All entries must be extracted exactly, with nothing added or dropped.

- - - - - - -

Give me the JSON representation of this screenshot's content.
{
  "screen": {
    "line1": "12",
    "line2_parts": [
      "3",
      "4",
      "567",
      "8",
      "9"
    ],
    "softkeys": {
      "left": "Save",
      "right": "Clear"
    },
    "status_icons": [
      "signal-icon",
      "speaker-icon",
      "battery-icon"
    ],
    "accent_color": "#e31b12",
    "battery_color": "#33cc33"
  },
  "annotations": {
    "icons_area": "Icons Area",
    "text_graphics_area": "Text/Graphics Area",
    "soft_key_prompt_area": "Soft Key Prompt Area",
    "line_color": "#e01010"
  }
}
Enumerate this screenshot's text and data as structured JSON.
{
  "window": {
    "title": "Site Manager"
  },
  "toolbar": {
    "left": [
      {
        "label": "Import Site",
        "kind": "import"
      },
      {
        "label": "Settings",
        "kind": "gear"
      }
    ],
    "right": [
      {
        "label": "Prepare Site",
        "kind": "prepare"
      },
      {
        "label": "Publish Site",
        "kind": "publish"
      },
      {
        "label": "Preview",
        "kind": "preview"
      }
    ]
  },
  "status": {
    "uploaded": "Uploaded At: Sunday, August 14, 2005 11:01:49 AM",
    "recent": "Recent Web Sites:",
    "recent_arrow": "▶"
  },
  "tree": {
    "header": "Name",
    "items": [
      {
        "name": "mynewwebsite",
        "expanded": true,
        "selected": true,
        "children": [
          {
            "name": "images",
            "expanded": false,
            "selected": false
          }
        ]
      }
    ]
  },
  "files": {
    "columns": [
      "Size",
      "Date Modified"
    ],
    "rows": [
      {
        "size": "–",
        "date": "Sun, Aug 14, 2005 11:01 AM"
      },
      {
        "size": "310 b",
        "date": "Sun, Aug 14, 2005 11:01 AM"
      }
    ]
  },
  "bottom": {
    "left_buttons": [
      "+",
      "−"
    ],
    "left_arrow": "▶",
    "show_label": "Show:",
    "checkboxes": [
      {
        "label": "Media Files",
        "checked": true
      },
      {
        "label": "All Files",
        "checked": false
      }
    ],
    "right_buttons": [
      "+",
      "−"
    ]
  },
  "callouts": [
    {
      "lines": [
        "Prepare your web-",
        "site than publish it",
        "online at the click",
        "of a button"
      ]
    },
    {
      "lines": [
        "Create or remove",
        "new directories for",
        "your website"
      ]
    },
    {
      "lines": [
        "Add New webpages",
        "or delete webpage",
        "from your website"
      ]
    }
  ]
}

- - - - - - -

_WRITTEN ANSWER_
Give me the JSON representation of this screenshot's content.
{
  "screen": {
    "line1": "12",
    "line2_parts": [
      "3",
      "4",
      "567",
      "8",
      "9"
    ],
    "softkeys": {
      "left": "Save",
      "right": "Clear"
    },
    "status_icons": [
      "signal-icon",
      "speaker-icon",
      "battery-icon"
    ],
    "accent_color": "#e31b12",
    "battery_color": "#33cc33"
  },
  "annotations": {
    "icons_area": "Icons Area",
    "text_graphics_area": "Text/Graphics Area",
    "soft_key_prompt_area": "Soft Key Prompt Area",
    "line_color": "#e01010"
  }
}
Enumerate this screenshot's text and data as structured JSON.
{
  "window": {
    "title": "Site Manager"
  },
  "toolbar": {
    "left": [
      {
        "label": "Import Site",
        "kind": "import"
      },
      {
        "label": "Settings",
        "kind": "gear"
      }
    ],
    "right": [
      {
        "label": "Prepare Site",
        "kind": "prepare"
      },
      {
        "label": "Publish Site",
        "kind": "publish"
      },
      {
        "label": "Preview",
        "kind": "preview"
      }
    ]
  },
  "status": {
    "uploaded": "Uploaded At: Sunday, August 14, 2005 11:01:49 AM",
    "recent": "Recent Web Sites:",
    "recent_arrow": "▶"
  },
  "tree": {
    "header": "Name",
    "items": [
      {
        "name": "mynewwebsite",
        "expanded": true,
        "selected": true,
        "children": [
          {
            "name": "images",
            "expanded": false,
            "selected": false
          }
        ]
      }
    ]
  },
  "files": {
    "columns": [
      "Size",
      "Date Modified"
    ],
    "rows": [
      {
        "size": "–",
        "date": "Sun, Aug 14, 2005 11:01 AM"
      },
      {
        "size": "310 b",
        "date": "Sun, Aug 14, 2005 11:01 AM"
      }
    ]
  },
  "bottom": {
    "left_buttons": [
      "+",
      "−"
    ],
    "left_arrow": "▶",
    "show_label": "Show:",
    "checkboxes": [
      {
        "label": "Media Files",
        "checked": true
      },
      {
        "label": "All Files",
        "checked": false
      }
    ],
    "right_buttons": [
      "+",
      "−"
    ]
  },
  "callouts": [
    {
      "lines": [
        "Prepare your web-",
        "site than publish it",
        "online at the click",
        "of a button"
      ]
    },
    {
      "lines": [
        "Create or remove",
        "new directories for",
        "your website"
      ]
    },
    {
      "lines": [
        "Add New webpages",
        "or delete webpage",
        "from your website"
      ]
    }
  ]
}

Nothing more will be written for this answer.